• [Extracted material]:
####################

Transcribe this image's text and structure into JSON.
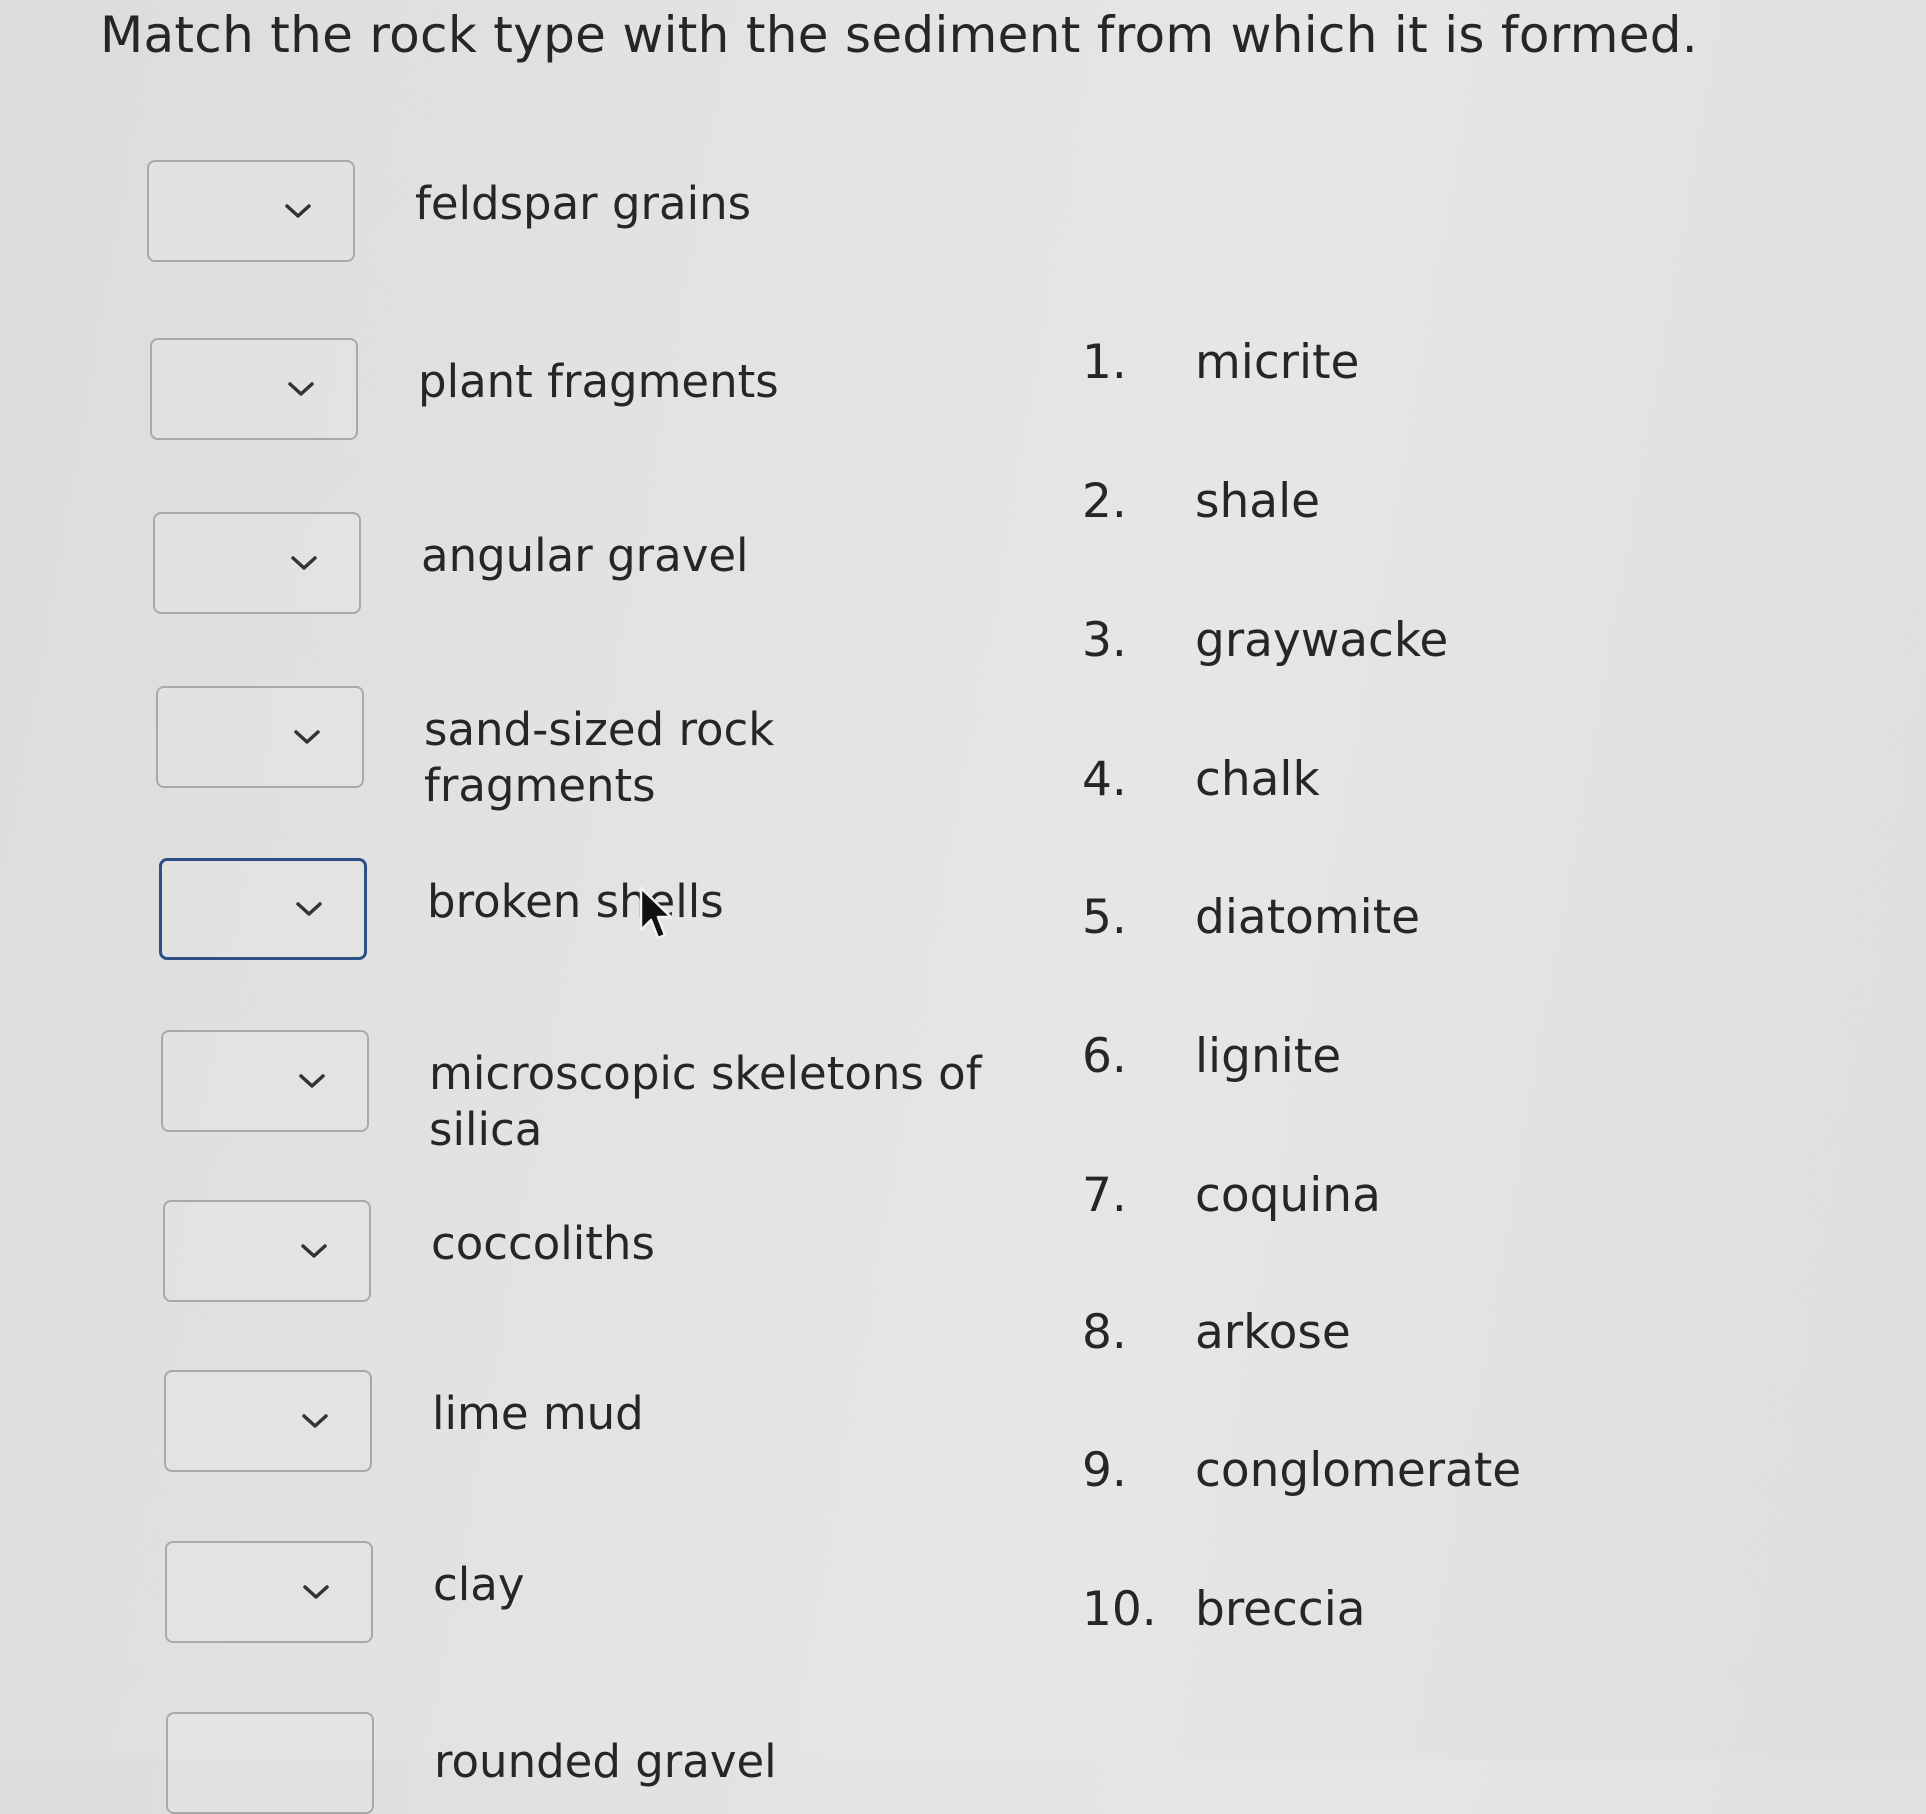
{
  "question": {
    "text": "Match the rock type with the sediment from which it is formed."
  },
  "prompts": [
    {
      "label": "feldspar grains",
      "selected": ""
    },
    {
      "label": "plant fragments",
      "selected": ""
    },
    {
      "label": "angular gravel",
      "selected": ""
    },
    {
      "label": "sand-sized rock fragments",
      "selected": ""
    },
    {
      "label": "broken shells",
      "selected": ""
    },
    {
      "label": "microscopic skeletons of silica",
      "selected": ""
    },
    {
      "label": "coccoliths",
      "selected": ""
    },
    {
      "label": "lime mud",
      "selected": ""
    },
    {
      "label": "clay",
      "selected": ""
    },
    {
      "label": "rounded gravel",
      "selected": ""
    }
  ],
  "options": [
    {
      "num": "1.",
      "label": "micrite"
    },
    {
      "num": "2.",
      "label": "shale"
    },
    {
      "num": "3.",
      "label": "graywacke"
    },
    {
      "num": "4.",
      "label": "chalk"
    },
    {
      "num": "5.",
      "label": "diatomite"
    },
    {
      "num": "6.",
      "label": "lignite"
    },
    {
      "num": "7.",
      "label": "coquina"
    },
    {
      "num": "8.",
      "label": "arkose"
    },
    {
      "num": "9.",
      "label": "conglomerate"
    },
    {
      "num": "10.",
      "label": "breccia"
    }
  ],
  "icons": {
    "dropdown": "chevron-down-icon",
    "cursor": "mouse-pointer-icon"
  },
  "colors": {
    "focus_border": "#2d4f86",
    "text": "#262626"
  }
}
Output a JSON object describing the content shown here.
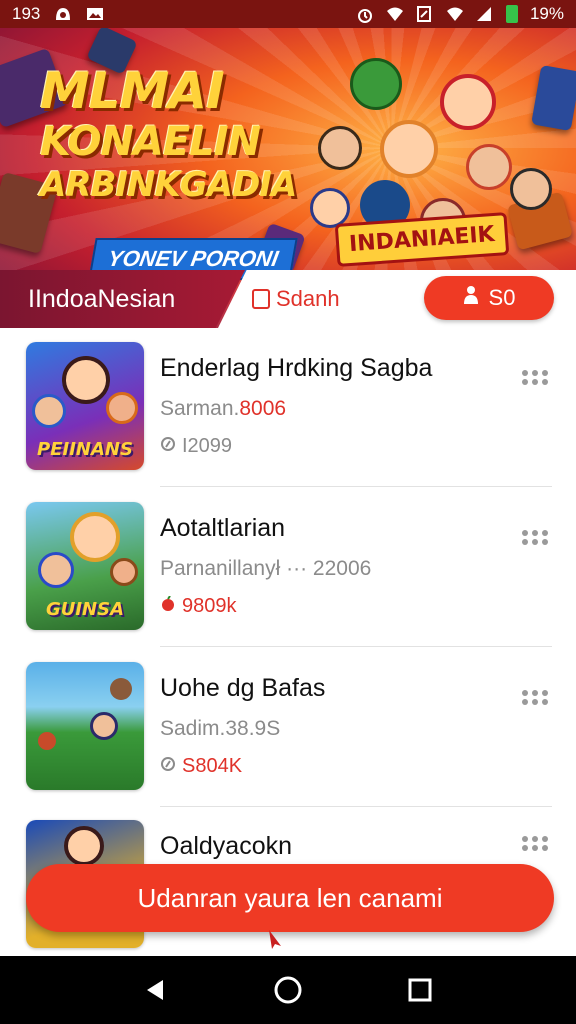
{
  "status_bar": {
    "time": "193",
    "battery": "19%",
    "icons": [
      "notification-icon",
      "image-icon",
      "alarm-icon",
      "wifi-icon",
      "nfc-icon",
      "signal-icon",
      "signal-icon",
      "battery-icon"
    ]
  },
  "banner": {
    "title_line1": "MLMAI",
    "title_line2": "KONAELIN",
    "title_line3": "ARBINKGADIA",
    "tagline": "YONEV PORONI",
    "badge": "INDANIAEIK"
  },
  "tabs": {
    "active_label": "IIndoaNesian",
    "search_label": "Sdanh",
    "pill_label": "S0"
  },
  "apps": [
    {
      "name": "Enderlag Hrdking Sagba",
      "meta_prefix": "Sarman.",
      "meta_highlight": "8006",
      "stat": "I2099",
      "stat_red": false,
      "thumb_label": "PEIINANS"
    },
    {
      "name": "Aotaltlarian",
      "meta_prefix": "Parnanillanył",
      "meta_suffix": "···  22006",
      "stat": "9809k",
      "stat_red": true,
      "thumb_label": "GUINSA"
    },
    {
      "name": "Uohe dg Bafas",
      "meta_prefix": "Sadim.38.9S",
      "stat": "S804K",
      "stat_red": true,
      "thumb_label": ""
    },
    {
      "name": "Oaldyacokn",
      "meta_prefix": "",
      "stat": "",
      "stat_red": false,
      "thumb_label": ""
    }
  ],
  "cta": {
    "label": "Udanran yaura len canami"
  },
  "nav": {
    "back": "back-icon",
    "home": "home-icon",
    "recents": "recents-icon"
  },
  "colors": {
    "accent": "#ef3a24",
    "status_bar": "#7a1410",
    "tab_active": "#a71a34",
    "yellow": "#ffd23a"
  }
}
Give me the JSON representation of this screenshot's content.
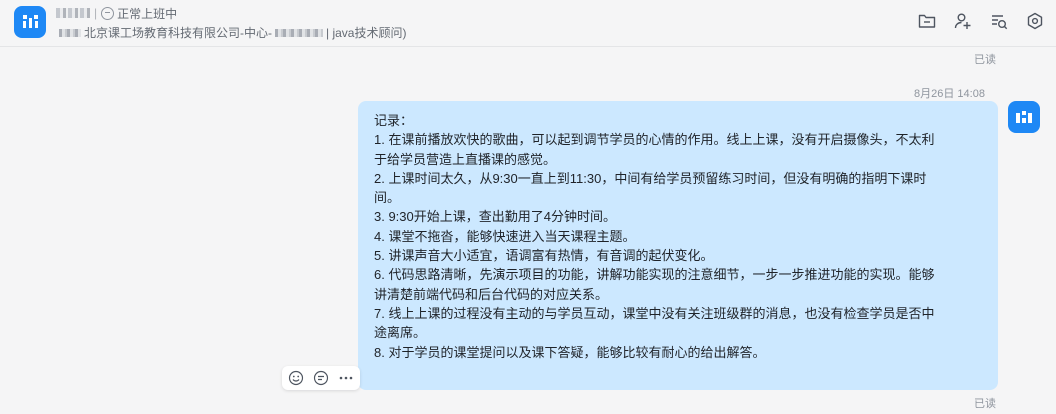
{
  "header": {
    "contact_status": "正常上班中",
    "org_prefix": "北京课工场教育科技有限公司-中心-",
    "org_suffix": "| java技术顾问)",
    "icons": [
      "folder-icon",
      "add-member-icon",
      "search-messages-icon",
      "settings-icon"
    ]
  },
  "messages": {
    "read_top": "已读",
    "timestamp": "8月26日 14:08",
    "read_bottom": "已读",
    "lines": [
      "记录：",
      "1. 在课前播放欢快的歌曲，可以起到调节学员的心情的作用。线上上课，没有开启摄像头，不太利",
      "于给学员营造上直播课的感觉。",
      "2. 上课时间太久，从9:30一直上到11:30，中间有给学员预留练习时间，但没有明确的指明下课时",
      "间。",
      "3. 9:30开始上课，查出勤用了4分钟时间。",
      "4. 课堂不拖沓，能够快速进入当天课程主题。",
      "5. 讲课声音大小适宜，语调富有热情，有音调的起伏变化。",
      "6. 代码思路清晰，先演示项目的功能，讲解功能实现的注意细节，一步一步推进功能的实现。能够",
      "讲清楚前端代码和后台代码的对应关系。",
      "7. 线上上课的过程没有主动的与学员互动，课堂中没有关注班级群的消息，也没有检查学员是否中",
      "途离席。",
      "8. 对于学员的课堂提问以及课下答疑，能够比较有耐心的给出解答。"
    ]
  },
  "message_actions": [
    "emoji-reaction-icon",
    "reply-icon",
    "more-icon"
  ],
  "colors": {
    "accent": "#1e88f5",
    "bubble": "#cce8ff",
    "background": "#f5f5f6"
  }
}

####################

• [Written exercise]: Using the material above, copy every line in which the string "name" occurs.

• [Answer for this exercise]:
      "name": "Enderlag Hrdking Sagba",
      "name": "Aotaltlarian",
      "name": "Uohe dg Bafas",
      "name": "Oaldyacokn",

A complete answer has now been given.